====== Given entries

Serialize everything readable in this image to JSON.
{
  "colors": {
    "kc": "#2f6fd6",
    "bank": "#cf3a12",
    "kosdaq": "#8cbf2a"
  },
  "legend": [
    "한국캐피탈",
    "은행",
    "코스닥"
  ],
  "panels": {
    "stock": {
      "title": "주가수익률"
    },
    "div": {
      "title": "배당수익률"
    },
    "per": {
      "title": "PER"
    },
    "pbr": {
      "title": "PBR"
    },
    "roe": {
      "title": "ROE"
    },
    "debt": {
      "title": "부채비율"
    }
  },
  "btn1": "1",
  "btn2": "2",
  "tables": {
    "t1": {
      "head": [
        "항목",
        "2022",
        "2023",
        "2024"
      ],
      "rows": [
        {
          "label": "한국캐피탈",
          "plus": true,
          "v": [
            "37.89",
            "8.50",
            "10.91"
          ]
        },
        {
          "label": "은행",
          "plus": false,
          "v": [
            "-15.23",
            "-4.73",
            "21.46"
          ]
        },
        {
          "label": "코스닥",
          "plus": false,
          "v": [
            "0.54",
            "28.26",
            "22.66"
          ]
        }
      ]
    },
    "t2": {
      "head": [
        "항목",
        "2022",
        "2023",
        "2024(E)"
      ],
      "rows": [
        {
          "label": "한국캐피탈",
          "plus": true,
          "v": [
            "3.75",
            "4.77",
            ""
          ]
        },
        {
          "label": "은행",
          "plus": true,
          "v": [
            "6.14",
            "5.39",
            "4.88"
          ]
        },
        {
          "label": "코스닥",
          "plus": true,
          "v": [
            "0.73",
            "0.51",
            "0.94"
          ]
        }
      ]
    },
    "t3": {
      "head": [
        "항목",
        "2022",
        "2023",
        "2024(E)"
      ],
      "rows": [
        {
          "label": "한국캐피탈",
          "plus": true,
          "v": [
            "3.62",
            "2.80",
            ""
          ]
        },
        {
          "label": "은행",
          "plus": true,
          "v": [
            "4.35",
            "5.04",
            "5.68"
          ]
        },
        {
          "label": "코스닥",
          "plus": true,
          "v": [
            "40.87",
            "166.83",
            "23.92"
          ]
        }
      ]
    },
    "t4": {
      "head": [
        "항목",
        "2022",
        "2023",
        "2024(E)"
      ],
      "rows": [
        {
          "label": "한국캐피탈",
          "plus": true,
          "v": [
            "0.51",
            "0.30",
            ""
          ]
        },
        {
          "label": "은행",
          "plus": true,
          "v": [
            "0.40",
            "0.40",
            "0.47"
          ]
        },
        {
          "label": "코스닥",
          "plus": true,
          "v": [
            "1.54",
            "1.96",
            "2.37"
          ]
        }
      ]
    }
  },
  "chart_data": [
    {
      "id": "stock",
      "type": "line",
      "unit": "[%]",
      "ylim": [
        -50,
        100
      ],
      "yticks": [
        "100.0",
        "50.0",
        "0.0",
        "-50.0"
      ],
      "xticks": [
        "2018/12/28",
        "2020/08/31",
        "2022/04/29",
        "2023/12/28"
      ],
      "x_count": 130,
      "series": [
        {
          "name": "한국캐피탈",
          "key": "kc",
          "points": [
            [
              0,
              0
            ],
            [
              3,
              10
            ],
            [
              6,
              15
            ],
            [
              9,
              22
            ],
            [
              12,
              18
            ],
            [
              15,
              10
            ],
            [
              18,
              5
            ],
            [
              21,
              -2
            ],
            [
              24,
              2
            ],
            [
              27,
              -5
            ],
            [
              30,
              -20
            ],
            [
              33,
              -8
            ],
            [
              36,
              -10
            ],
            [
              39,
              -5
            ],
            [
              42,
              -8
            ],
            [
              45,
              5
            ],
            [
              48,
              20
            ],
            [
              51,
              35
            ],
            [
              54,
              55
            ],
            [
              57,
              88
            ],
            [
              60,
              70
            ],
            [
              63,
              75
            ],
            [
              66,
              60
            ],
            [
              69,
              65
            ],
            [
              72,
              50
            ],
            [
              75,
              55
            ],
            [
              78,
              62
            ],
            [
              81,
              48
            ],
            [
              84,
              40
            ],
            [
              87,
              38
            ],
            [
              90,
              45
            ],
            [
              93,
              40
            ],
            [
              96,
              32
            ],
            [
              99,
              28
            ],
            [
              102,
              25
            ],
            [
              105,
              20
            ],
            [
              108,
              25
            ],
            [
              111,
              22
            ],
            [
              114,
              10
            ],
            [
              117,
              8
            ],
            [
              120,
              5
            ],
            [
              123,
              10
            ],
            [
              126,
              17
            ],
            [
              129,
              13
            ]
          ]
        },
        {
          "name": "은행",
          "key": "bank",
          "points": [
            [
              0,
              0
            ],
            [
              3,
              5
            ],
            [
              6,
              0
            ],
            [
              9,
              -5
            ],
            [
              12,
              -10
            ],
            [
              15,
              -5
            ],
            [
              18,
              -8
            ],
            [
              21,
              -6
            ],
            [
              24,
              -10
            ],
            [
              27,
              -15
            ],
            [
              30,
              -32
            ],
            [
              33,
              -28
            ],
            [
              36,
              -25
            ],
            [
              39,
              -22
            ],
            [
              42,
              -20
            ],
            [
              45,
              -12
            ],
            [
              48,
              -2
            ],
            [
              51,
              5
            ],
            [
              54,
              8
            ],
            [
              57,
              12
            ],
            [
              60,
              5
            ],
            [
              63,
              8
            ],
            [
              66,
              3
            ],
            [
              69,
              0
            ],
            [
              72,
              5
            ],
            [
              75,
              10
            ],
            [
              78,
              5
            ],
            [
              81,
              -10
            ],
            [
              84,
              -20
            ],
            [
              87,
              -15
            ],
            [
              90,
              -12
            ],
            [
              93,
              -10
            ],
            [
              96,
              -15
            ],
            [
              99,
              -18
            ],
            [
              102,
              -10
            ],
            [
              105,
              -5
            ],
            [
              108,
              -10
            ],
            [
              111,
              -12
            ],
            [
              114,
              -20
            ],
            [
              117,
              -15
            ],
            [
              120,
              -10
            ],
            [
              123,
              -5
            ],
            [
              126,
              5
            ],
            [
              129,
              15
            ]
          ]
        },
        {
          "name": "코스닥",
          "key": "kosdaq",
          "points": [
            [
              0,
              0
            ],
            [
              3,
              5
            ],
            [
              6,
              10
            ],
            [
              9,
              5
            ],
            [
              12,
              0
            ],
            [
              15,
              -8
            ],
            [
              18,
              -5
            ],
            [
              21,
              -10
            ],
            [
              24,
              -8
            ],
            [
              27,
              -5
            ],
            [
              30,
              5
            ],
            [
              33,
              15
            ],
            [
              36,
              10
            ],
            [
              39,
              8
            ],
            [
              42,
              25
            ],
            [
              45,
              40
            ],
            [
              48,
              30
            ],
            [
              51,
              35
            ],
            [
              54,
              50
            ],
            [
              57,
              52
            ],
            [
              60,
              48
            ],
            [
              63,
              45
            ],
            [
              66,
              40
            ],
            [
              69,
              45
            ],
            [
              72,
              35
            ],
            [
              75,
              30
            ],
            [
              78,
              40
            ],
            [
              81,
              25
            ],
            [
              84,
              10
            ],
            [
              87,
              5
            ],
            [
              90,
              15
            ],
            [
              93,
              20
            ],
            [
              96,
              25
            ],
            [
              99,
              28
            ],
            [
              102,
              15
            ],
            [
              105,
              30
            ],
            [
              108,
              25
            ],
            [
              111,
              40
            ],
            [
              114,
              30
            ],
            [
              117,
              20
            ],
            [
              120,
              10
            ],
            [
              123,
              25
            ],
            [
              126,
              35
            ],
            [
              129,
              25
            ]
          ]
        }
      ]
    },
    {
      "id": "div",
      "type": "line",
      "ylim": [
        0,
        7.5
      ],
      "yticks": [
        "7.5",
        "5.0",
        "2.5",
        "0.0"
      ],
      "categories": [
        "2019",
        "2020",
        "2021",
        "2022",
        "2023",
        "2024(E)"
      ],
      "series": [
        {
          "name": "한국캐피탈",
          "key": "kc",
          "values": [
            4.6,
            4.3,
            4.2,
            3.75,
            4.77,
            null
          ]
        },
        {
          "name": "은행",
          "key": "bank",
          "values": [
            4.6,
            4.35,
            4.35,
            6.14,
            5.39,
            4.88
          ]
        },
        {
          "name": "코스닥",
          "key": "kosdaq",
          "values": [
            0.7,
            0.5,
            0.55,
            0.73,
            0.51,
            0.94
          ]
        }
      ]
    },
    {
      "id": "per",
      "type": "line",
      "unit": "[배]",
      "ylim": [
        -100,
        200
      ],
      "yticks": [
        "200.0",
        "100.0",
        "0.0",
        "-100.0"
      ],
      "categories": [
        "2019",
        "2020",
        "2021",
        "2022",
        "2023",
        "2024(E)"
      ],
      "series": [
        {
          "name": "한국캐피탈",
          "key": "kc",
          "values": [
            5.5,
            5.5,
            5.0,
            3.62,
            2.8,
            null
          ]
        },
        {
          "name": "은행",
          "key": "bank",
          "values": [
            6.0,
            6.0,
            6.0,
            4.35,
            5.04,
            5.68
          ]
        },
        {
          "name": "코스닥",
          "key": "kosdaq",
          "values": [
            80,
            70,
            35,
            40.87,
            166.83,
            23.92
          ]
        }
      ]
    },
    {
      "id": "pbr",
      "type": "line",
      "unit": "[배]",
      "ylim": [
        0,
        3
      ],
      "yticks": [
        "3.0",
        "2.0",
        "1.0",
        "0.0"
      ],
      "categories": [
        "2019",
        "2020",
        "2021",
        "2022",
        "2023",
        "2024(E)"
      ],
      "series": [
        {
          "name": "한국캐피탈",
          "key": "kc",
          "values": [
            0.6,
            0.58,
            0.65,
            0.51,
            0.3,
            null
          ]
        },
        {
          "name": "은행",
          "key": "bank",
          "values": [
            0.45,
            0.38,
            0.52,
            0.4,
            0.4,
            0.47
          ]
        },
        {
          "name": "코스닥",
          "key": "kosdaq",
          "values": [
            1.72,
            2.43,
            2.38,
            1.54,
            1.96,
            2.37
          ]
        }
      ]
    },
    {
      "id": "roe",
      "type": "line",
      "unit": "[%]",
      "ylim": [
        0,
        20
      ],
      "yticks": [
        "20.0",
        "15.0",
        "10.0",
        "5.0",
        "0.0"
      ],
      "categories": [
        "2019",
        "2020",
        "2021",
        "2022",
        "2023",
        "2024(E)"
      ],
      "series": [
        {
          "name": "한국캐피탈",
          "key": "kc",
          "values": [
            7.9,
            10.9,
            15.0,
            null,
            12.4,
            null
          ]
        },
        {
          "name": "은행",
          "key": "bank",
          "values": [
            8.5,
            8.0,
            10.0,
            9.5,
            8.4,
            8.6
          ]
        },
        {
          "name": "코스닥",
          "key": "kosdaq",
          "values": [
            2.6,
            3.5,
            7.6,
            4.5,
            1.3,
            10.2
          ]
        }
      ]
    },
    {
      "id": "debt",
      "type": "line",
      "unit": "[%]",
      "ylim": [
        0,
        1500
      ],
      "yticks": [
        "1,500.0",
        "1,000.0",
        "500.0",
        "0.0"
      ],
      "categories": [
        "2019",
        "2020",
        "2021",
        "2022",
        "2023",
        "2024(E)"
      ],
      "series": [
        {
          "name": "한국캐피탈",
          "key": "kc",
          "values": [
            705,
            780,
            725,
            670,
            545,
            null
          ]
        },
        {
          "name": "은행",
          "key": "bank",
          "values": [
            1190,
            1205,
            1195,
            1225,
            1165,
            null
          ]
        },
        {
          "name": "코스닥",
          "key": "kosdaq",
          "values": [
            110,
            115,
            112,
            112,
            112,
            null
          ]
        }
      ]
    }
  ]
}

============

▸ **Written instruction**:
Count each line of the data where the word "title" appears, then reply with the total only.

▸ **Reply to the exercise**:
6